§ Task prompt:
Skip the pictures. Copy all the rest of the records down exactly.

==== The data ====

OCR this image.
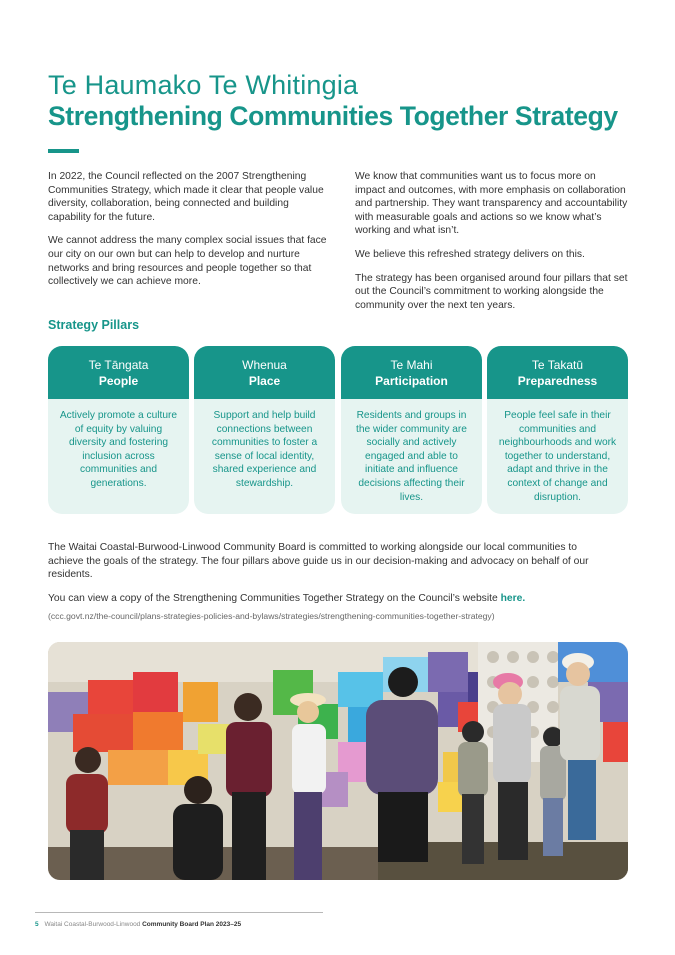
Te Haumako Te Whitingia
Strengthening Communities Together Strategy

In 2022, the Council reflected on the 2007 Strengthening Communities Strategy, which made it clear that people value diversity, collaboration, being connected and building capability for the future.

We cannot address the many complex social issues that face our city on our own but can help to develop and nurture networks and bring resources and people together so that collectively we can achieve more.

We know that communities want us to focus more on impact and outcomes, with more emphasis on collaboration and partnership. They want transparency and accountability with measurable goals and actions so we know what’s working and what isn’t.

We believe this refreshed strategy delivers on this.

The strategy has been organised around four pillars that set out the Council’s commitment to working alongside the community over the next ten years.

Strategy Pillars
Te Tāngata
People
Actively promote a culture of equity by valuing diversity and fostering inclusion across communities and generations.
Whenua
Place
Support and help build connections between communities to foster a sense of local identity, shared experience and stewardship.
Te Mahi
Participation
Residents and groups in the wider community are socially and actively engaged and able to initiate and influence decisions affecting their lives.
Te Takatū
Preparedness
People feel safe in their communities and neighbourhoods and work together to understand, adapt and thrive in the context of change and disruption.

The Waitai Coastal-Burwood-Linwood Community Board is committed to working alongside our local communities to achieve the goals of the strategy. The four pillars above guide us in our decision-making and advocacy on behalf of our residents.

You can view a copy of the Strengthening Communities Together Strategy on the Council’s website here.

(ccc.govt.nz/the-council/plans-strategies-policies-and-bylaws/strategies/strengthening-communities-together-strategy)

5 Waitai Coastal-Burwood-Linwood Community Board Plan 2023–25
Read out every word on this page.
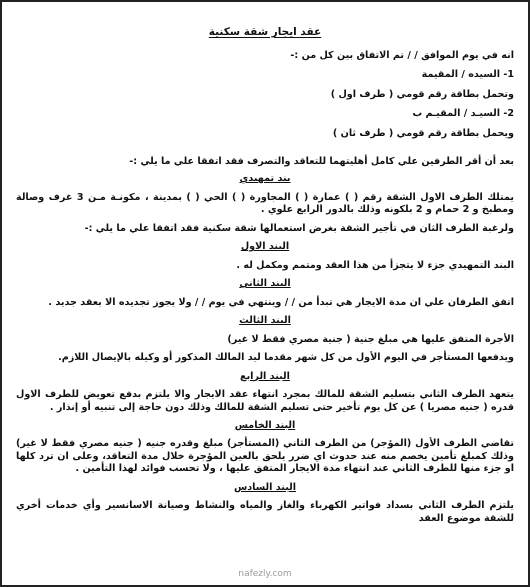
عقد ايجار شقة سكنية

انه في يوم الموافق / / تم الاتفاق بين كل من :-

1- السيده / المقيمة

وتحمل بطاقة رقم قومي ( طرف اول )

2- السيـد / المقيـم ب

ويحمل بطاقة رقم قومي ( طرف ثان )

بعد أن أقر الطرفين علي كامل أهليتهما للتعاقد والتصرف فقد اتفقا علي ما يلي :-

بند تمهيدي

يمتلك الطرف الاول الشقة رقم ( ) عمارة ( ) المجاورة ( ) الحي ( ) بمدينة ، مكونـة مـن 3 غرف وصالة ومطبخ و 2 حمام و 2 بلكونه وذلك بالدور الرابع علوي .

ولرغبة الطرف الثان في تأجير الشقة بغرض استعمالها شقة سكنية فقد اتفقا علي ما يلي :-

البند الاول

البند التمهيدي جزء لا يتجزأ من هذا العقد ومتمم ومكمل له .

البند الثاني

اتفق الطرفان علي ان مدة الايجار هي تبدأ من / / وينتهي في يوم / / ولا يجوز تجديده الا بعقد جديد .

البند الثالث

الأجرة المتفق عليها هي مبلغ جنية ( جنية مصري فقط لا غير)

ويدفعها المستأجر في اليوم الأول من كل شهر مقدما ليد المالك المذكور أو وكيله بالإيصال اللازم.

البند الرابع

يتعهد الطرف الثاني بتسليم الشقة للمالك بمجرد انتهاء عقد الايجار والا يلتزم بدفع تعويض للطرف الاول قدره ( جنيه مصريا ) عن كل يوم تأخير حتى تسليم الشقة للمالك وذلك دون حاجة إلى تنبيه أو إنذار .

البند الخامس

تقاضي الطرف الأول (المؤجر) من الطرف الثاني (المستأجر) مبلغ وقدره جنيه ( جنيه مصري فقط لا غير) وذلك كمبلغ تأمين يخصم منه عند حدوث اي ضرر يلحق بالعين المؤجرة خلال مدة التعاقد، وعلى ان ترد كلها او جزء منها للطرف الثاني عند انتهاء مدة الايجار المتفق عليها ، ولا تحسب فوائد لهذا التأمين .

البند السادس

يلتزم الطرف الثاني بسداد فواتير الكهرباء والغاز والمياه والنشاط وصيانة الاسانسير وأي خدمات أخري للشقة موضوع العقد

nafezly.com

====

§ Result:
OCR this image.
Te Haumako Te Whitingia
Strengthening Communities Together Strategy

In 2022, the Council reflected on the 2007 Strengthening Communities Strategy, which made it clear that people value diversity, collaboration, being connected and building capability for the future.

We cannot address the many complex social issues that face our city on our own but can help to develop and nurture networks and bring resources and people together so that collectively we can achieve more.

We know that communities want us to focus more on impact and outcomes, with more emphasis on collaboration and partnership. They want transparency and accountability with measurable goals and actions so we know what’s working and what isn’t.

We believe this refreshed strategy delivers on this.

The strategy has been organised around four pillars that set out the Council’s commitment to working alongside the community over the next ten years.

Strategy Pillars
Te Tāngata
People
Actively promote a culture of equity by valuing diversity and fostering inclusion across communities and generations.
Whenua
Place
Support and help build connections between communities to foster a sense of local identity, shared experience and stewardship.
Te Mahi
Participation
Residents and groups in the wider community are socially and actively engaged and able to initiate and influence decisions affecting their lives.
Te Takatū
Preparedness
People feel safe in their communities and neighbourhoods and work together to understand, adapt and thrive in the context of change and disruption.

The Waitai Coastal-Burwood-Linwood Community Board is committed to working alongside our local communities to achieve the goals of the strategy. The four pillars above guide us in our decision-making and advocacy on behalf of our residents.

You can view a copy of the Strengthening Communities Together Strategy on the Council’s website here.

(ccc.govt.nz/the-council/plans-strategies-policies-and-bylaws/strategies/strengthening-communities-together-strategy)

5 Waitai Coastal-Burwood-Linwood Community Board Plan 2023–25
Read out every word on this page.
عقد ايجار شقة سكنية

انه في يوم الموافق / / تم الاتفاق بين كل من :-

1- السيده / المقيمة

وتحمل بطاقة رقم قومي ( طرف اول )

2- السيـد / المقيـم ب

ويحمل بطاقة رقم قومي ( طرف ثان )

بعد أن أقر الطرفين علي كامل أهليتهما للتعاقد والتصرف فقد اتفقا علي ما يلي :-

بند تمهيدي

يمتلك الطرف الاول الشقة رقم ( ) عمارة ( ) المجاورة ( ) الحي ( ) بمدينة ، مكونـة مـن 3 غرف وصالة ومطبخ و 2 حمام و 2 بلكونه وذلك بالدور الرابع علوي .

ولرغبة الطرف الثان في تأجير الشقة بغرض استعمالها شقة سكنية فقد اتفقا علي ما يلي :-

البند الاول

البند التمهيدي جزء لا يتجزأ من هذا العقد ومتمم ومكمل له .

البند الثاني

اتفق الطرفان علي ان مدة الايجار هي تبدأ من / / وينتهي في يوم / / ولا يجوز تجديده الا بعقد جديد .

البند الثالث

الأجرة المتفق عليها هي مبلغ جنية ( جنية مصري فقط لا غير)

ويدفعها المستأجر في اليوم الأول من كل شهر مقدما ليد المالك المذكور أو وكيله بالإيصال اللازم.

البند الرابع

يتعهد الطرف الثاني بتسليم الشقة للمالك بمجرد انتهاء عقد الايجار والا يلتزم بدفع تعويض للطرف الاول قدره ( جنيه مصريا ) عن كل يوم تأخير حتى تسليم الشقة للمالك وذلك دون حاجة إلى تنبيه أو إنذار .

البند الخامس

تقاضي الطرف الأول (المؤجر) من الطرف الثاني (المستأجر) مبلغ وقدره جنيه ( جنيه مصري فقط لا غير) وذلك كمبلغ تأمين يخصم منه عند حدوث اي ضرر يلحق بالعين المؤجرة خلال مدة التعاقد، وعلى ان ترد كلها او جزء منها للطرف الثاني عند انتهاء مدة الايجار المتفق عليها ، ولا تحسب فوائد لهذا التأمين .

البند السادس

يلتزم الطرف الثاني بسداد فواتير الكهرباء والغاز والمياه والنشاط وصيانة الاسانسير وأي خدمات أخري للشقة موضوع العقد

nafezly.com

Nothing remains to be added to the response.